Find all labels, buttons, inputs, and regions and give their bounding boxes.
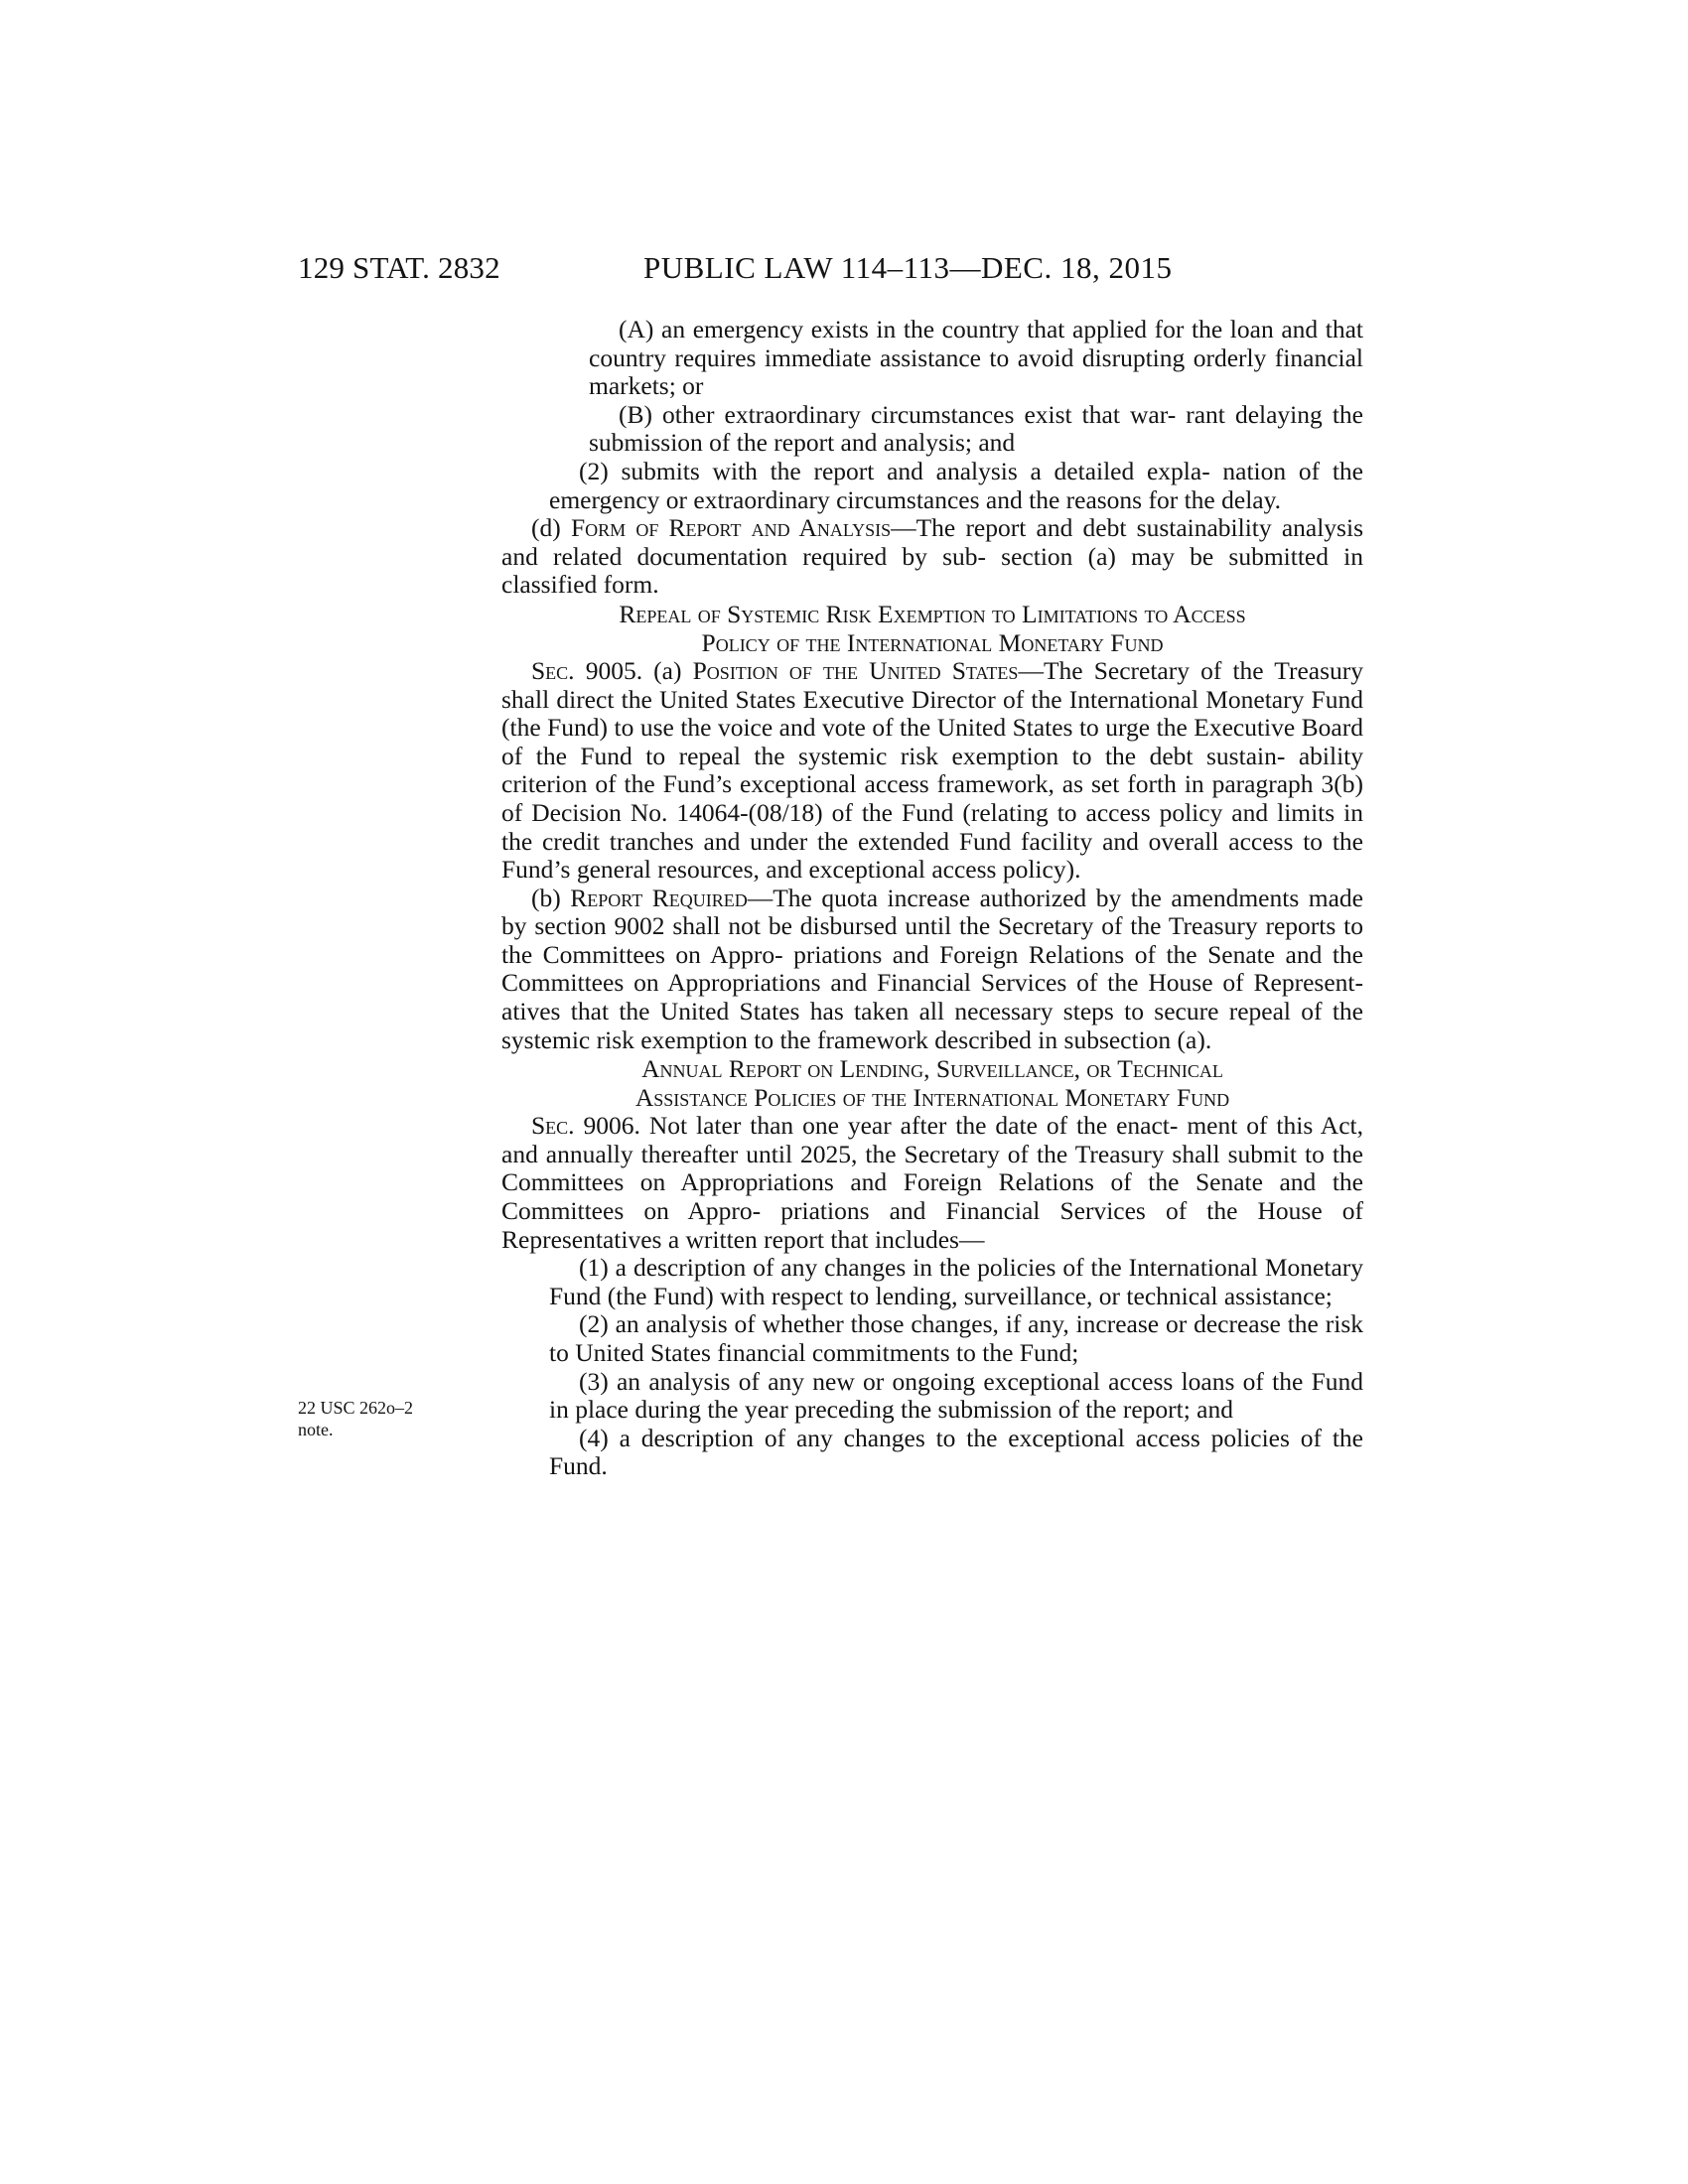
- margin-note-suffix: note.: [298, 1420, 334, 1439]
- item-3: (3) an analysis of any new or ongoing exceptional access loans of the Fund in place during the year preceding the submission of the report; and: [549, 1366, 1363, 1425]
- page-number: 129 STAT. 2832: [298, 250, 500, 285]
- section-9005-a: Sec. 9005. (a) Position of the United States—The Secretary of the Treasury shall direct the United States Executive Director of the International Monetary Fund (the Fund) to use the voice and vote of the United States to urge the Executive Board of the Fund to repeal the systemic risk exemption to the debt sustain- ability criterion of the Fund’s exceptional access framework, as set forth in paragraph 3(b) of Decision No. 14064-(08/18) of the Fund (relating to access policy and limits in the credit tranches and under the extended Fund facility and overall access to the Fund’s general resources, and exceptional access policy).: [501, 655, 1364, 885]
- section-9006-heading-line2: Assistance Policies of the International Monetary Fund: [634, 1083, 1230, 1113]
- section-9005-b-text: The quota increase authorized by the amendments made by section 9002 shall not be disbursed until the Secretary of the Treasury reports to the Committees on Appro- priations and Foreign Relations of the Senate and the Committees on Appropriations and Financial Services of the House of Represent- atives that the United States has taken all necessary steps to secure repeal of the systemic risk exemption to the framework described in subsection (a).: [501, 883, 1363, 1054]
- item-1: (1) a description of any changes in the policies of the International Monetary Fund (the Fund) with respect to lending, surveillance, or technical assistance;: [549, 1253, 1363, 1310]
- subsection-d-label: (d): [531, 513, 561, 543]
- section-9005-a-caption: Position of the United States: [692, 655, 1019, 685]
- section-9005-heading-line1: Repeal of Systemic Risk Exemption to Limitations to Access: [619, 599, 1246, 628]
- subsection-d-caption: Form of Report and Analysis: [570, 513, 892, 543]
- section-9005-heading: [501, 600, 1363, 657]
- section-9005-b-label: (b): [531, 883, 561, 912]
- subsection-d: (d) Form of Report and Analysis—The report and debt sustainability analysis and related documentation required by sub- section (a) may be submitted in classified form.: [501, 513, 1363, 600]
- subsection-d-text: The report and debt sustainability analysis and related documentation required by sub- section (a) may be submitted in classified form.: [501, 513, 1363, 600]
- section-9005-heading-line2: Policy of the International Monetary Fund: [701, 627, 1164, 657]
- section-9006-text: 9006. Not later than one year after the date of the enact- ment of this Act, and annually thereafter until 2025, the Secretary of the Treasury shall submit to the Committees on Appropriations and Foreign Relations of the Senate and the Committees on Appro- priations and Financial Services of the House of Representatives a written report that includes—: [501, 1111, 1364, 1254]
- section-9005-b: (b) Report Required—The quota increase authorized by the amendments made by section 9002 shall not be disbursed until the Secretary of the Treasury reports to the Committees on Appro- priations and Foreign Relations of the Senate and the Committees on Appropriations and Financial Services of the House of Represent- atives that the United States has taken all necessary steps to secure repeal of the systemic risk exemption to the framework described in subsection (a).: [501, 883, 1363, 1054]
- body-column: [501, 316, 1363, 1481]
- section-9006: [501, 1112, 1363, 1254]
- section-9005-b-caption: Report Required: [570, 883, 748, 912]
- section-9006-sec-label: Sec.: [531, 1111, 575, 1141]
- paragraph-B: (B) other extraordinary circumstances exist that war- rant delaying the submission of the report and analysis; and: [589, 399, 1363, 458]
- section-9005-lead: 9005. (a): [585, 655, 682, 685]
- section-9006-heading: [501, 1054, 1363, 1112]
- section-9005-sec-label: Sec.: [531, 655, 575, 685]
- paragraph-A: (A) an emergency exists in the country that applied for the loan and that country requires immediate assistance to avoid disrupting orderly financial markets; or: [589, 315, 1363, 401]
- margin-note: [298, 1397, 457, 1440]
- running-head: PUBLIC LAW 114–113—DEC. 18, 2015: [643, 250, 1173, 285]
- item-2: (2) an analysis of whether those changes, if any, increase or decrease the risk to United States financial commitments to the Fund;: [549, 1309, 1363, 1367]
- item-4: (4) a description of any changes to the exceptional access policies of the Fund.: [549, 1423, 1363, 1481]
- section-9005-a-text: The Secretary of the Treasury shall direct the United States Executive Director of the International Monetary Fund (the Fund) to use the voice and vote of the United States to urge the Executive Board of the Fund to repeal the systemic risk exemption to the debt sustain- ability criterion of the Fund’s exceptional access framework, as set forth in paragraph 3(b) of Decision No. 14064-(08/18) of the Fund (relating to access policy and limits in the credit tranches and under the extended Fund facility and overall access to the Fund’s general resources, and exceptional access policy).: [501, 655, 1364, 885]
- paragraph-2: (2) submits with the report and analysis a detailed expla- nation of the emergency or extraordinary circumstances and the reasons for the delay.: [549, 456, 1363, 514]
- margin-note-citation: 22 USC 262o–2: [298, 1398, 414, 1418]
- section-9006-heading-line1: Annual Report on Lending, Surveillance, or Technical: [641, 1054, 1223, 1084]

PROBLEM DETAILS — Arrange the lines above as a numbered list, omitting any blank lines and leaving the pictures out.

WRITTEN ANSWER —
1. Find all labels, buttons, inputs, and regions and give their bounding boxes.
2. - margin-note-suffix: note.: [298, 1420, 334, 1439]
3. - item-3: (3) an analysis of any new or ongoing exceptional access loans of the Fund in place during the year preceding the submission of the report; and: [549, 1366, 1363, 1425]
4. - page-number: 129 STAT. 2832: [298, 250, 500, 285]
5. - section-9005-a: Sec. 9005. (a) Position of the United States—The Secretary of the Treasury shall direct the United States Executive Director of the International Monetary Fund (the Fund) to use the voice and vote of the United States to urge the Executive Board of the Fund to repeal the systemic risk exemption to the debt sustain- ability criterion of the Fund’s exceptional access framework, as set forth in paragraph 3(b) of Decision No. 14064-(08/18) of the Fund (relating to access policy and limits in the credit tranches and under the extended Fund facility and overall access to the Fund’s general resources, and exceptional access policy).: [501, 655, 1364, 885]
6. - section-9006-heading-line2: Assistance Policies of the International Monetary Fund: [634, 1083, 1230, 1113]
7. - section-9005-b-text: The quota increase authorized by the amendments made by section 9002 shall not be disbursed until the Secretary of the Treasury reports to the Committees on Appro- priations and Foreign Relations of the Senate and the Committees on Appropriations and Financial Services of the House of Represent- atives that the United States has taken all necessary steps to secure repeal of the systemic risk exemption to the framework described in subsection (a).: [501, 883, 1363, 1054]
8. - item-1: (1) a description of any changes in the policies of the International Monetary Fund (the Fund) with respect to lending, surveillance, or technical assistance;: [549, 1253, 1363, 1310]
9. - subsection-d-label: (d): [531, 513, 561, 543]
10. - section-9005-a-caption: Position of the United States: [692, 655, 1019, 685]
11. - section-9005-heading-line1: Repeal of Systemic Risk Exemption to Limitations to Access: [619, 599, 1246, 628]
12. - subsection-d-caption: Form of Report and Analysis: [570, 513, 892, 543]
13. - section-9005-heading: [501, 600, 1363, 657]
14. - section-9005-b-label: (b): [531, 883, 561, 912]
15. - subsection-d: (d) Form of Report and Analysis—The report and debt sustainability analysis and related documentation required by sub- section (a) may be submitted in classified form.: [501, 513, 1363, 600]
16. - subsection-d-text: The report and debt sustainability analysis and related documentation required by sub- section (a) may be submitted in classified form.: [501, 513, 1363, 600]
17. - section-9005-heading-line2: Policy of the International Monetary Fund: [701, 627, 1164, 657]
18. - section-9006-text: 9006. Not later than one year after the date of the enact- ment of this Act, and annually thereafter until 2025, the Secretary of the Treasury shall submit to the Committees on Appropriations and Foreign Relations of the Senate and the Committees on Appro- priations and Financial Services of the House of Representatives a written report that includes—: [501, 1111, 1364, 1254]
19. - section-9005-b: (b) Report Required—The quota increase authorized by the amendments made by section 9002 shall not be disbursed until the Secretary of the Treasury reports to the Committees on Appro- priations and Foreign Relations of the Senate and the Committees on Appropriations and Financial Services of the House of Represent- atives that the United States has taken all necessary steps to secure repeal of the systemic risk exemption to the framework described in subsection (a).: [501, 883, 1363, 1054]
20. - body-column: [501, 316, 1363, 1481]
21. - section-9006: [501, 1112, 1363, 1254]
22. - section-9005-b-caption: Report Required: [570, 883, 748, 912]
23. - section-9006-sec-label: Sec.: [531, 1111, 575, 1141]
24. - paragraph-B: (B) other extraordinary circumstances exist that war- rant delaying the submission of the report and analysis; and: [589, 399, 1363, 458]
25. - section-9005-lead: 9005. (a): [585, 655, 682, 685]
26. - section-9006-heading: [501, 1054, 1363, 1112]
27. - section-9005-sec-label: Sec.: [531, 655, 575, 685]
28. - paragraph-A: (A) an emergency exists in the country that applied for the loan and that country requires immediate assistance to avoid disrupting orderly financial markets; or: [589, 315, 1363, 401]
29. - margin-note: [298, 1397, 457, 1440]
30. - running-head: PUBLIC LAW 114–113—DEC. 18, 2015: [643, 250, 1173, 285]
31. - item-2: (2) an analysis of whether those changes, if any, increase or decrease the risk to United States financial commitments to the Fund;: [549, 1309, 1363, 1367]
32. - item-4: (4) a description of any changes to the exceptional access policies of the Fund.: [549, 1423, 1363, 1481]
33. - section-9005-a-text: The Secretary of the Treasury shall direct the United States Executive Director of the International Monetary Fund (the Fund) to use the voice and vote of the United States to urge the Executive Board of the Fund to repeal the systemic risk exemption to the debt sustain- ability criterion of the Fund’s exceptional access framework, as set forth in paragraph 3(b) of Decision No. 14064-(08/18) of the Fund (relating to access policy and limits in the credit tranches and under the extended Fund facility and overall access to the Fund’s general resources, and exceptional access policy).: [501, 655, 1364, 885]
34. - paragraph-2: (2) submits with the report and analysis a detailed expla- nation of the emergency or extraordinary circumstances and the reasons for the delay.: [549, 456, 1363, 514]
35. - margin-note-citation: 22 USC 262o–2: [298, 1398, 414, 1418]
36. - section-9006-heading-line1: Annual Report on Lending, Surveillance, or Technical: [641, 1054, 1223, 1084]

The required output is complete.